* Begin Task inputs *

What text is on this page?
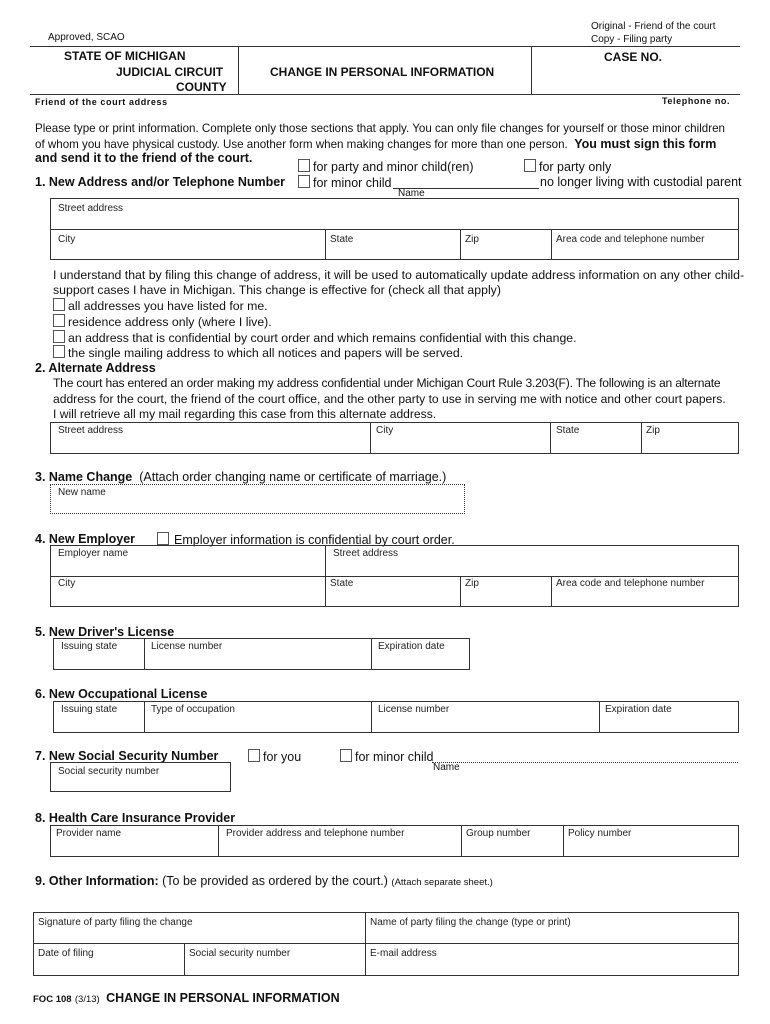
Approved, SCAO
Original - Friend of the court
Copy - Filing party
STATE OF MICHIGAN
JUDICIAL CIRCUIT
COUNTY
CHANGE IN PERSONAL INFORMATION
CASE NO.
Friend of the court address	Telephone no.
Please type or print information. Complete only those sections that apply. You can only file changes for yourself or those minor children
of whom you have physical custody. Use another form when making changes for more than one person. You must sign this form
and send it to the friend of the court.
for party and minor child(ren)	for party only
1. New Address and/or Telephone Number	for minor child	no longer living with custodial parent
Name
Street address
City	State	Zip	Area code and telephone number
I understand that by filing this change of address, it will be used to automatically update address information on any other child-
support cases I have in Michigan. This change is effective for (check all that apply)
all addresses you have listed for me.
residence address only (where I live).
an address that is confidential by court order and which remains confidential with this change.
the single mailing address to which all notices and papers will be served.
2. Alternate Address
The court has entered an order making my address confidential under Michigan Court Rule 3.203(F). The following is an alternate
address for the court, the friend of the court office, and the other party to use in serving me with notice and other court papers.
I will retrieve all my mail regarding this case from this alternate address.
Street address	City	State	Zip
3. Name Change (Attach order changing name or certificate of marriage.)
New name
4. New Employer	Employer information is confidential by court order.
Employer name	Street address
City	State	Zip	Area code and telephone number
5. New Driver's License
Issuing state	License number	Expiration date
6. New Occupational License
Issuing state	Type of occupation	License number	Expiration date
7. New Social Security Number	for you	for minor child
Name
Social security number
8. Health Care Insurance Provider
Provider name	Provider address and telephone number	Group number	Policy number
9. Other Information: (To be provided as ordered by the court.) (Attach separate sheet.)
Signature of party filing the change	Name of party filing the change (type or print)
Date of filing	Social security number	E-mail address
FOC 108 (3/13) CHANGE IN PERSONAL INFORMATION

* End Task inputs *

Transcribe all of the records above character for character. Exclude the pictures.

What text is on this page?
Approved, SCAO
Original - Friend of the court
Copy - Filing party
STATE OF MICHIGAN
JUDICIAL CIRCUIT
COUNTY
CHANGE IN PERSONAL INFORMATION
CASE NO.
Friend of the court address	Telephone no.
Please type or print information. Complete only those sections that apply. You can only file changes for yourself or those minor children
of whom you have physical custody. Use another form when making changes for more than one person. You must sign this form
and send it to the friend of the court.
for party and minor child(ren)	for party only
1. New Address and/or Telephone Number	for minor child	no longer living with custodial parent
Name
Street address
City	State	Zip	Area code and telephone number
I understand that by filing this change of address, it will be used to automatically update address information on any other child-
support cases I have in Michigan. This change is effective for (check all that apply)
all addresses you have listed for me.
residence address only (where I live).
an address that is confidential by court order and which remains confidential with this change.
the single mailing address to which all notices and papers will be served.
2. Alternate Address
The court has entered an order making my address confidential under Michigan Court Rule 3.203(F). The following is an alternate
address for the court, the friend of the court office, and the other party to use in serving me with notice and other court papers.
I will retrieve all my mail regarding this case from this alternate address.
Street address	City	State	Zip
3. Name Change (Attach order changing name or certificate of marriage.)
New name
4. New Employer	Employer information is confidential by court order.
Employer name	Street address
City	State	Zip	Area code and telephone number
5. New Driver's License
Issuing state	License number	Expiration date
6. New Occupational License
Issuing state	Type of occupation	License number	Expiration date
7. New Social Security Number	for you	for minor child
Name
Social security number
8. Health Care Insurance Provider
Provider name	Provider address and telephone number	Group number	Policy number
9. Other Information: (To be provided as ordered by the court.) (Attach separate sheet.)
Signature of party filing the change	Name of party filing the change (type or print)
Date of filing	Social security number	E-mail address
FOC 108 (3/13) CHANGE IN PERSONAL INFORMATION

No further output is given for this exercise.